## Exercise goal:
Your answer is a single number: how many lines hold the word "structured"?

Figure collection entries:

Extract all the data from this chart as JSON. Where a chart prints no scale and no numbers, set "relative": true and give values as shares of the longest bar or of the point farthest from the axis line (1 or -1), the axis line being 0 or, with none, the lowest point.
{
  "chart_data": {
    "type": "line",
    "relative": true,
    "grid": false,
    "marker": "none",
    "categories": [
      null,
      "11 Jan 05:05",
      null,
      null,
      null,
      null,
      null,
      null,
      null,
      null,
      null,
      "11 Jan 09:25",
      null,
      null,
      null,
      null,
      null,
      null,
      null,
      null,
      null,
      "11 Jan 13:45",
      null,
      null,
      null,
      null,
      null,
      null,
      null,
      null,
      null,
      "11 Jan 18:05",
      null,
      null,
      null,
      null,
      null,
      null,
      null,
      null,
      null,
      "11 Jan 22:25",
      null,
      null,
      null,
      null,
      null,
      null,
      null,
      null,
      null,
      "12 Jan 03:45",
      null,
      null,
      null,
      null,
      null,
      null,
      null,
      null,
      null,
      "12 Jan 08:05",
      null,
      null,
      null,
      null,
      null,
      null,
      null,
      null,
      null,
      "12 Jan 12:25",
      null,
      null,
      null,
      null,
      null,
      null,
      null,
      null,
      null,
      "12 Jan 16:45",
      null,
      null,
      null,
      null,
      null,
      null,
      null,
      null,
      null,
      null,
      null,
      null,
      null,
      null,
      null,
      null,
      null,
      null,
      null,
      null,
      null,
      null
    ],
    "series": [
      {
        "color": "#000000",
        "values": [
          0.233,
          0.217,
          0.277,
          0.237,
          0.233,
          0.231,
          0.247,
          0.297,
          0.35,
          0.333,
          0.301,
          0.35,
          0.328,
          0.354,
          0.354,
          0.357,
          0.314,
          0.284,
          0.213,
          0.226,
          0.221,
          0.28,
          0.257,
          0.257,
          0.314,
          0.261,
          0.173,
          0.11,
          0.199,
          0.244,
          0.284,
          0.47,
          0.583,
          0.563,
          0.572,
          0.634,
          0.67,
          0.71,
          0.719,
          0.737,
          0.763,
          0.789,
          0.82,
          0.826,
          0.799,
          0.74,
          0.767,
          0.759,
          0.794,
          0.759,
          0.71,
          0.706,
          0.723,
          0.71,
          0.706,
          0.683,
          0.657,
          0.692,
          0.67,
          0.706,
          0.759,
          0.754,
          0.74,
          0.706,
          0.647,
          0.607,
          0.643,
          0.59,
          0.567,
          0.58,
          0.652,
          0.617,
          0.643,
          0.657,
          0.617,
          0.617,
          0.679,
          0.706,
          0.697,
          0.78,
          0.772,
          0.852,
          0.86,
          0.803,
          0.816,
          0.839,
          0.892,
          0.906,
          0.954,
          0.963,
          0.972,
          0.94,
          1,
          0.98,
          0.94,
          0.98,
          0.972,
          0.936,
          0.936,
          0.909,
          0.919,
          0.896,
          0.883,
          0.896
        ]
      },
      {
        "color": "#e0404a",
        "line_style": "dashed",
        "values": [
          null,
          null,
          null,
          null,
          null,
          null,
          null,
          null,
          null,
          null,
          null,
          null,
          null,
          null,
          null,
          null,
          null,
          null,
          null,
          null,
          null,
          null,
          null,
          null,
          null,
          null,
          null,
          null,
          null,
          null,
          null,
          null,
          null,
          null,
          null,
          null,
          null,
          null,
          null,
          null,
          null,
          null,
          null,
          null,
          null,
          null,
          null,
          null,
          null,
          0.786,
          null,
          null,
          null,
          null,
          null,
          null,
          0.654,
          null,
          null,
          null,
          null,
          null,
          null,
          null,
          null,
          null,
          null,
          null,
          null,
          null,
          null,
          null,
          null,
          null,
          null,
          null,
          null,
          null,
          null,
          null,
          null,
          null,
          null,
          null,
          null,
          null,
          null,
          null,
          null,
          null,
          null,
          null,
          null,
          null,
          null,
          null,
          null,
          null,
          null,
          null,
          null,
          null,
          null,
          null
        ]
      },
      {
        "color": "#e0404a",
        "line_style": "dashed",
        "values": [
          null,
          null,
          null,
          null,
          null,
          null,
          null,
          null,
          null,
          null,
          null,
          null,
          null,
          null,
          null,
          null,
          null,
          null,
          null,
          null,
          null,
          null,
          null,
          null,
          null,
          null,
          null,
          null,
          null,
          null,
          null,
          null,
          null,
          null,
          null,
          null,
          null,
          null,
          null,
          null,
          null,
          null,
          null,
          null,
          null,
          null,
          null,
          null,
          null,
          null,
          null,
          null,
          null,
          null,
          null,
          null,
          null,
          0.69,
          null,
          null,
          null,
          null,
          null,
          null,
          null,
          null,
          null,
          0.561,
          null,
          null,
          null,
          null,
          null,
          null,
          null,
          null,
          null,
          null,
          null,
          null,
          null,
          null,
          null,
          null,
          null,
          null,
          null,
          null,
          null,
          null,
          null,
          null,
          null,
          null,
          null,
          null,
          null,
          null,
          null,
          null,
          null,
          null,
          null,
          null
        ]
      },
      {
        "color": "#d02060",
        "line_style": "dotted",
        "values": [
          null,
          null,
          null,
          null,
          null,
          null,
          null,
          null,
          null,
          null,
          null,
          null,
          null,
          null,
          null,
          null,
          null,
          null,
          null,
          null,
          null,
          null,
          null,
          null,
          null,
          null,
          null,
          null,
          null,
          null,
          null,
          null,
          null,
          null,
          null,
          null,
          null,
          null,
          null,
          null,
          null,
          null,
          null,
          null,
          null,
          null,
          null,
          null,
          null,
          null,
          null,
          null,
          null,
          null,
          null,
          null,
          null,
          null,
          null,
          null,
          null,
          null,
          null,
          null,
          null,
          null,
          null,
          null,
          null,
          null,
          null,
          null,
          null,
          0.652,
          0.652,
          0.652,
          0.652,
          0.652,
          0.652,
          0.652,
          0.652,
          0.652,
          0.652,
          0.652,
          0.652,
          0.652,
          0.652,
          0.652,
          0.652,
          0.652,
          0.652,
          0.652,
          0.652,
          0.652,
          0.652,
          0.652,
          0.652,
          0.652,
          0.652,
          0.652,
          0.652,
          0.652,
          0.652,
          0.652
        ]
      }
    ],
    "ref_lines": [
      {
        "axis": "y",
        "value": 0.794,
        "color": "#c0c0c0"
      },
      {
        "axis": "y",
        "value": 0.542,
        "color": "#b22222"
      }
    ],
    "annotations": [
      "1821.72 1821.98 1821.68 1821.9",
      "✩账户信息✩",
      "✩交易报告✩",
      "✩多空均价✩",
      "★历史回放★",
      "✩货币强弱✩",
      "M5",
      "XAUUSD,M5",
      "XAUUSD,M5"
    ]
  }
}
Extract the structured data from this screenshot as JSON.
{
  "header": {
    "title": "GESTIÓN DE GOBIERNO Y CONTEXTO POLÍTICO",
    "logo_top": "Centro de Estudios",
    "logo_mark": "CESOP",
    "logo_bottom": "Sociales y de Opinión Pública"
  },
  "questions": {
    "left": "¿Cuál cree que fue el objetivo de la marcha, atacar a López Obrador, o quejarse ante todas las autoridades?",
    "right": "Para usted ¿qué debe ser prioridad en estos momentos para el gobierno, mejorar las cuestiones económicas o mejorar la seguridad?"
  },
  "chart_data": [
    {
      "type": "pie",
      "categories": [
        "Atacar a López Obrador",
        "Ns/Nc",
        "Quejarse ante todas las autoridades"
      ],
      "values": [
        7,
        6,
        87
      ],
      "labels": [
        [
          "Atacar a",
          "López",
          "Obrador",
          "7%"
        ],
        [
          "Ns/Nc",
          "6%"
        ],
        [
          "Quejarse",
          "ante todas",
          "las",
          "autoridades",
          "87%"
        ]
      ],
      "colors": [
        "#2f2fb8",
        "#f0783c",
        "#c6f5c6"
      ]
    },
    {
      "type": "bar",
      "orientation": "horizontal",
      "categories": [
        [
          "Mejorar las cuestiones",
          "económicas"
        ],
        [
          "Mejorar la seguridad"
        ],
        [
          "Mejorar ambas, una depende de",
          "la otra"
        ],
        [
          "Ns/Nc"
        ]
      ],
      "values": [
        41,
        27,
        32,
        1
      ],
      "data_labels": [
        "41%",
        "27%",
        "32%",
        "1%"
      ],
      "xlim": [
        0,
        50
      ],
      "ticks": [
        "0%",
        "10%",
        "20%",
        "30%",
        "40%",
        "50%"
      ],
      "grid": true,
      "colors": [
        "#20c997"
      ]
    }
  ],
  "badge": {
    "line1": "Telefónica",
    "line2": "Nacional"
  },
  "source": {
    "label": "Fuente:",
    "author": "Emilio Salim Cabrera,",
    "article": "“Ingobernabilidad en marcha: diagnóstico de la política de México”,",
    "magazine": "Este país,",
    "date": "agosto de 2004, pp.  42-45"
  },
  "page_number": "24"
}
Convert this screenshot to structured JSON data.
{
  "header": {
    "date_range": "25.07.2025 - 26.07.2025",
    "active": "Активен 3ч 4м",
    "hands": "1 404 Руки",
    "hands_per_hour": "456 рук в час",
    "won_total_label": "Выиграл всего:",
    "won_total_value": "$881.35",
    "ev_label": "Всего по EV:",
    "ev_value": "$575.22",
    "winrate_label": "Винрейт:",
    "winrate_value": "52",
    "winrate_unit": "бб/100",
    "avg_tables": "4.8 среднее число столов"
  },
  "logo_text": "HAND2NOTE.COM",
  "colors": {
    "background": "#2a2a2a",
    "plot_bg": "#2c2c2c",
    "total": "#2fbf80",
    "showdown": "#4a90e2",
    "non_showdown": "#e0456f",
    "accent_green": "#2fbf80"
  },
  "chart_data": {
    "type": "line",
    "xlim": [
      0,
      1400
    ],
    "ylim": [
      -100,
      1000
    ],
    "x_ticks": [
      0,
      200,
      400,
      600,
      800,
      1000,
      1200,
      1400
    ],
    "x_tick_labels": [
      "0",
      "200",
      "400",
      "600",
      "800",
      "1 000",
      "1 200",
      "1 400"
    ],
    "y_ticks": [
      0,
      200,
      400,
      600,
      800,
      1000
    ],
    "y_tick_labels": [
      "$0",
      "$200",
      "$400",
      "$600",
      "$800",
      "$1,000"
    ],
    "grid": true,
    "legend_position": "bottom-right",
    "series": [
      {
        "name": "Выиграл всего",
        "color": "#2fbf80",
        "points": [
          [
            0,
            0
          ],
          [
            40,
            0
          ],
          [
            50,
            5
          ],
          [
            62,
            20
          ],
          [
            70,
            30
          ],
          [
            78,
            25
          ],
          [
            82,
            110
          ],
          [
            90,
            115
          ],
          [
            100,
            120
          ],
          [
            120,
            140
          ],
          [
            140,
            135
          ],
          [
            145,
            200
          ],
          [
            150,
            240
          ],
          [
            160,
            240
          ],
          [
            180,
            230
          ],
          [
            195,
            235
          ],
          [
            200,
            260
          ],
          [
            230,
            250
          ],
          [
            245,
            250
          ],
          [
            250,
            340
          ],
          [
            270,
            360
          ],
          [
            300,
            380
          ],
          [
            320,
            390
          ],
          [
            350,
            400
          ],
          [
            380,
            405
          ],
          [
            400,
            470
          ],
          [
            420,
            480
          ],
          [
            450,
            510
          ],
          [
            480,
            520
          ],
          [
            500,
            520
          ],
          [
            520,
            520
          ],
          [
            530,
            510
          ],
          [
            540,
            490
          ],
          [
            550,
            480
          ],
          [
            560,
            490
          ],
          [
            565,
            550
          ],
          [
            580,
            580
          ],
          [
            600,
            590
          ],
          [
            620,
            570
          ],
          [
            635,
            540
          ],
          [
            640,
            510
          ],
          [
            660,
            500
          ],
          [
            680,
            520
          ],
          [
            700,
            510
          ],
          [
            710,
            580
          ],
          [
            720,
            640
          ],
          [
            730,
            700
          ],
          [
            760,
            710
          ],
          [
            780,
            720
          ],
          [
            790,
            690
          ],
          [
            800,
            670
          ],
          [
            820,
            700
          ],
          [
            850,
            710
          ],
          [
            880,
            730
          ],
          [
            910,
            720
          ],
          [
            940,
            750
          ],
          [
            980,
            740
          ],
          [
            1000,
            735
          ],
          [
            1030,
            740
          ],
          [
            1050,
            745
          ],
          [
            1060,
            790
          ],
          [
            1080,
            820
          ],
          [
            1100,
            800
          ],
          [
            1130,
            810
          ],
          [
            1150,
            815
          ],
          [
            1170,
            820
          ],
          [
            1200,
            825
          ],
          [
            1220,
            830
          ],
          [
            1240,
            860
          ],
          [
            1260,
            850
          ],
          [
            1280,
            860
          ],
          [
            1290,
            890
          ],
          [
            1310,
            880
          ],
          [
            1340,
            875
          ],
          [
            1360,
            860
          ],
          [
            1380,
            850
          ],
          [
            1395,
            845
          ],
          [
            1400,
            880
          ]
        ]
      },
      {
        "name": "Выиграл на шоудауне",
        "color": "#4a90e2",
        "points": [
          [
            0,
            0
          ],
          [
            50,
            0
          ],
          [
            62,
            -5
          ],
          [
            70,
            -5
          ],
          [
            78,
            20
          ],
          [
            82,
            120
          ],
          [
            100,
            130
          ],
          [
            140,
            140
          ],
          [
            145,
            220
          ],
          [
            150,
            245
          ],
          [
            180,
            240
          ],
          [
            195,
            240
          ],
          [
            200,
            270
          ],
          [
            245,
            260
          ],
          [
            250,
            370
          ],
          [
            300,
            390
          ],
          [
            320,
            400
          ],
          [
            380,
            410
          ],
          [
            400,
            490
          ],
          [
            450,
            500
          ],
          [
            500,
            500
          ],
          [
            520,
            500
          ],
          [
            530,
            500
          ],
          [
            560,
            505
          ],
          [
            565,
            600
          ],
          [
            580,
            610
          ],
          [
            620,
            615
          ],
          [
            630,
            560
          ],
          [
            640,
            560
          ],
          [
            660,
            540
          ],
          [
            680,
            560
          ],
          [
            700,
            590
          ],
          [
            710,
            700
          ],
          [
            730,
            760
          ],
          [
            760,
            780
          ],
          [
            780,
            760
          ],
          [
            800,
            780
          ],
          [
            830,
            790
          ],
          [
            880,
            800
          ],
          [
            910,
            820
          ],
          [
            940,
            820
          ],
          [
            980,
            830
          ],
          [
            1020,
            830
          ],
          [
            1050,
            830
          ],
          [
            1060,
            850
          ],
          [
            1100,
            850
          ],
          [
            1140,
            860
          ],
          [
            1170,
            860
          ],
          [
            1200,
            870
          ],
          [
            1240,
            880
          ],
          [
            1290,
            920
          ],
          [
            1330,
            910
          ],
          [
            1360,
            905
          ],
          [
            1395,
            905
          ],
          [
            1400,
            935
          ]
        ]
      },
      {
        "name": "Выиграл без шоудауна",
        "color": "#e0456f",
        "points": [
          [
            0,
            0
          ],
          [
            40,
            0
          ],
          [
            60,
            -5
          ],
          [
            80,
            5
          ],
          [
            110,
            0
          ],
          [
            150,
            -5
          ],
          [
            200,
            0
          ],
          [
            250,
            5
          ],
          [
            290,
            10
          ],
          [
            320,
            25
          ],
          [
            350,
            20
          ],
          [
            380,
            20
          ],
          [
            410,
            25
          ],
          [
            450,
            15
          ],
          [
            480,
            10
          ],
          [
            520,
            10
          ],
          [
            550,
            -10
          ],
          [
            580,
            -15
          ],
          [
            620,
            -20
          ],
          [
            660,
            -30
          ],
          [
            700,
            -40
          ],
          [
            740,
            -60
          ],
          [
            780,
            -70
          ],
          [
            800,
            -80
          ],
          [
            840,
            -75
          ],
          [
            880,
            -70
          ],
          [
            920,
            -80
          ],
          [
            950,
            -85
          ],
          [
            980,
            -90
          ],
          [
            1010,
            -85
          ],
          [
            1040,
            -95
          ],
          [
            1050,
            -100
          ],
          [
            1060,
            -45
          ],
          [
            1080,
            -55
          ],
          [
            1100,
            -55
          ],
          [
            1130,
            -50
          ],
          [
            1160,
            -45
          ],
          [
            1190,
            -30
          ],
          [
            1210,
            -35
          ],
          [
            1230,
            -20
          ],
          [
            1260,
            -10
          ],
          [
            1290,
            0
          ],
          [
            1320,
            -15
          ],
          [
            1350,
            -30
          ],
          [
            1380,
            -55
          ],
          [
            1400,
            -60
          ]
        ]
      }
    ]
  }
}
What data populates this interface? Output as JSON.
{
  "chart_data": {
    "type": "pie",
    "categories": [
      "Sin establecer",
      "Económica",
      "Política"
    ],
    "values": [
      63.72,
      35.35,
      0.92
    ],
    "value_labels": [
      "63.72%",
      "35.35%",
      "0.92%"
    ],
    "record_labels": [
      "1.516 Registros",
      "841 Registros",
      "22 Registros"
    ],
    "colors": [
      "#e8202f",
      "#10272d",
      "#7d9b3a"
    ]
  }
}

## Written solution:
2